### Records from a collection of figures
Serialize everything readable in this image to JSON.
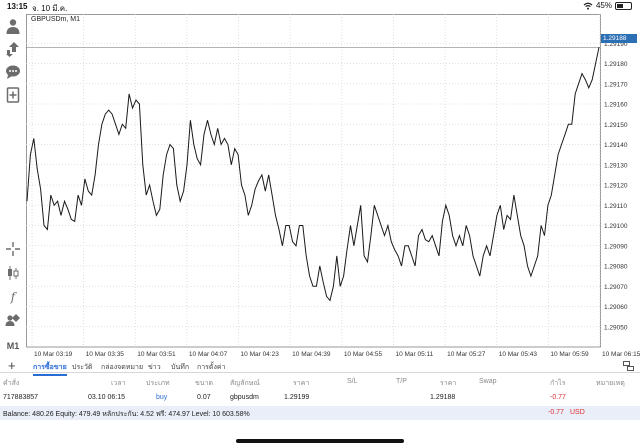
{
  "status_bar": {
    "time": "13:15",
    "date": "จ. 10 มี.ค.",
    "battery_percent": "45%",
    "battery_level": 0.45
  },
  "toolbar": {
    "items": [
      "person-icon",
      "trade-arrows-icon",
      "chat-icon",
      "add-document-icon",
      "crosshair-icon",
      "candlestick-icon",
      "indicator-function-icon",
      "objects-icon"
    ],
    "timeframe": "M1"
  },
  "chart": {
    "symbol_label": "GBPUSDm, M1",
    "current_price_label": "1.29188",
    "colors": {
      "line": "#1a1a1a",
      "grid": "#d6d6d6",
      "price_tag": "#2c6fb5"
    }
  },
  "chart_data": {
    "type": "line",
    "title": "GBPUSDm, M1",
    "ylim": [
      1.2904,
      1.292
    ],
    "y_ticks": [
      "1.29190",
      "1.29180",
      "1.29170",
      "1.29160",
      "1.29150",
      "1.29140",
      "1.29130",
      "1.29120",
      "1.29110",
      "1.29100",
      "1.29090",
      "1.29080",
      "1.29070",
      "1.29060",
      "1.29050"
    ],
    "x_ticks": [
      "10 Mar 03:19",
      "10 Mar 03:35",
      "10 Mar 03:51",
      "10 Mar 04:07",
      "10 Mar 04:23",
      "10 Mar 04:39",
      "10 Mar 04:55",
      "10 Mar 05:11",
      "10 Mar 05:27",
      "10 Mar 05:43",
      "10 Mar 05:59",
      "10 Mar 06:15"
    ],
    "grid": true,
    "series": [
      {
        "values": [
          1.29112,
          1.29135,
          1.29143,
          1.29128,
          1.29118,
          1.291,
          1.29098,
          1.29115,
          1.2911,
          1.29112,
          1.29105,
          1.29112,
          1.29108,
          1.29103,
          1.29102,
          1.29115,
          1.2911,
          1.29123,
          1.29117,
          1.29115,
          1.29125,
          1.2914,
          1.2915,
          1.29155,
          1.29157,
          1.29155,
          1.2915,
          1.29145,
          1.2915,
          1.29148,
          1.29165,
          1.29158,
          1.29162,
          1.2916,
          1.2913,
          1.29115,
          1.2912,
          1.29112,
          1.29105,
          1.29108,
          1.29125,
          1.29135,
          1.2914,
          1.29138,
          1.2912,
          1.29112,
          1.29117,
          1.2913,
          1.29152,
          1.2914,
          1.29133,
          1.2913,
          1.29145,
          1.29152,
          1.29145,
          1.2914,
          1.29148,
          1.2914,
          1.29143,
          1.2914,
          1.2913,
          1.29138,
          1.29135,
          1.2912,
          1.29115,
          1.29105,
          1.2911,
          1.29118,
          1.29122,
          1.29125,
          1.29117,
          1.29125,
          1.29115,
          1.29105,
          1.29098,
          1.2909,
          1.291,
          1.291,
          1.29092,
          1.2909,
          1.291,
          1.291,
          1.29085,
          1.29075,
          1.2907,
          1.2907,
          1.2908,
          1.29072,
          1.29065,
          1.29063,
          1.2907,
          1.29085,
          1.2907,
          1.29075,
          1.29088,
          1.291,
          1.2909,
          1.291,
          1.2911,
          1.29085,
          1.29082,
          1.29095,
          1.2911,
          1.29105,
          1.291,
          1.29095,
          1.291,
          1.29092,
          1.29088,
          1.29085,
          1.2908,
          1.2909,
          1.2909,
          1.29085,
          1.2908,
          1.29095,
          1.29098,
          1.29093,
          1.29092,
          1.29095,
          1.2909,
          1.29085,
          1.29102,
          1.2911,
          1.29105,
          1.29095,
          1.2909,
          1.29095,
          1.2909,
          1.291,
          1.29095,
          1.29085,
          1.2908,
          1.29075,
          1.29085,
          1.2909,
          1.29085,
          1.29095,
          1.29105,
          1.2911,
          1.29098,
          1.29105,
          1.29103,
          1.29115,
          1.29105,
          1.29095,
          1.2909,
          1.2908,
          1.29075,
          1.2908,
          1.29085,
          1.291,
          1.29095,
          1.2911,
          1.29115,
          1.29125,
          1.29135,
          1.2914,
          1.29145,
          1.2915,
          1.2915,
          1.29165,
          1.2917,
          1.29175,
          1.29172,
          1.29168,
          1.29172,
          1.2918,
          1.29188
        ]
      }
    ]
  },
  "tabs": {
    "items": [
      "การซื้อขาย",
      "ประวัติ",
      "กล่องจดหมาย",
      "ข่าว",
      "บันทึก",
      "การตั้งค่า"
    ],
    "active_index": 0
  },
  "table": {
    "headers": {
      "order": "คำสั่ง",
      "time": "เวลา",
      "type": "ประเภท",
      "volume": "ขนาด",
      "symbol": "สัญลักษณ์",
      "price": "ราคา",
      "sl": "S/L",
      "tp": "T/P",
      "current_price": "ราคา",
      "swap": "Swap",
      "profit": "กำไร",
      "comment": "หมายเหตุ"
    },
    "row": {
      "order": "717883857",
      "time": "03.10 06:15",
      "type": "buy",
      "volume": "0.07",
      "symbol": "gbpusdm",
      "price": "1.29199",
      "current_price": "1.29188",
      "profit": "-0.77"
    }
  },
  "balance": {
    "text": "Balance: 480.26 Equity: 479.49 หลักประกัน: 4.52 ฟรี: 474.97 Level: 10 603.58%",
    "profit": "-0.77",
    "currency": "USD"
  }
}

...

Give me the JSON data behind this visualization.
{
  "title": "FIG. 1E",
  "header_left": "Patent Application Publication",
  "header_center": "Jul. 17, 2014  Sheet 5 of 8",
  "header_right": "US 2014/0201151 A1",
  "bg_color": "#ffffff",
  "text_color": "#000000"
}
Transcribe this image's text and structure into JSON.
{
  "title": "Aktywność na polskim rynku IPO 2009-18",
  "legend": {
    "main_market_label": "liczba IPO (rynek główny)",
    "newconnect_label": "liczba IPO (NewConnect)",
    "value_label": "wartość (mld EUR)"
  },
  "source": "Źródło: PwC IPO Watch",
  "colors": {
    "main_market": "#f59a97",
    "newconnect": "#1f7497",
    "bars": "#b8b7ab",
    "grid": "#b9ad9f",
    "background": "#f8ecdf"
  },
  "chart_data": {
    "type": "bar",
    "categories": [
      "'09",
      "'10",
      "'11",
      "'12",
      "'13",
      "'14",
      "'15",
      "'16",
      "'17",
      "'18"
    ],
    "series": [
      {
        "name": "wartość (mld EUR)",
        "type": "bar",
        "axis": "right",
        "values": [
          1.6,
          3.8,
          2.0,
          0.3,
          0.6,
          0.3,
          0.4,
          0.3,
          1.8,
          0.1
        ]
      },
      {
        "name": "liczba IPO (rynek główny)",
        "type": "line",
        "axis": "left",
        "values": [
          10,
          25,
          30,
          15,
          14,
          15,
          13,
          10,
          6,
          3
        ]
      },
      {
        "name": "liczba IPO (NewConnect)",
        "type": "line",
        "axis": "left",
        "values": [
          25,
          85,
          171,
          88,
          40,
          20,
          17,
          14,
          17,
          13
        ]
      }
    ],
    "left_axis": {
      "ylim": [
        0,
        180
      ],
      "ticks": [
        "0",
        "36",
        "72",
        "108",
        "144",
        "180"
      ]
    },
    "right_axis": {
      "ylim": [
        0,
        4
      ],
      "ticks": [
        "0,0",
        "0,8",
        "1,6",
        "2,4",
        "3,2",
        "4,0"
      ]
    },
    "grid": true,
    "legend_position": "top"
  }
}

### WORK TO COMPLETE
Pick out all lines from the data above in which the word "JSON" appears.

### THE RESULT
Serialize everything readable in this image to JSON.
Give me the JSON data behind this visualization.
Transcribe this image's text and structure into JSON.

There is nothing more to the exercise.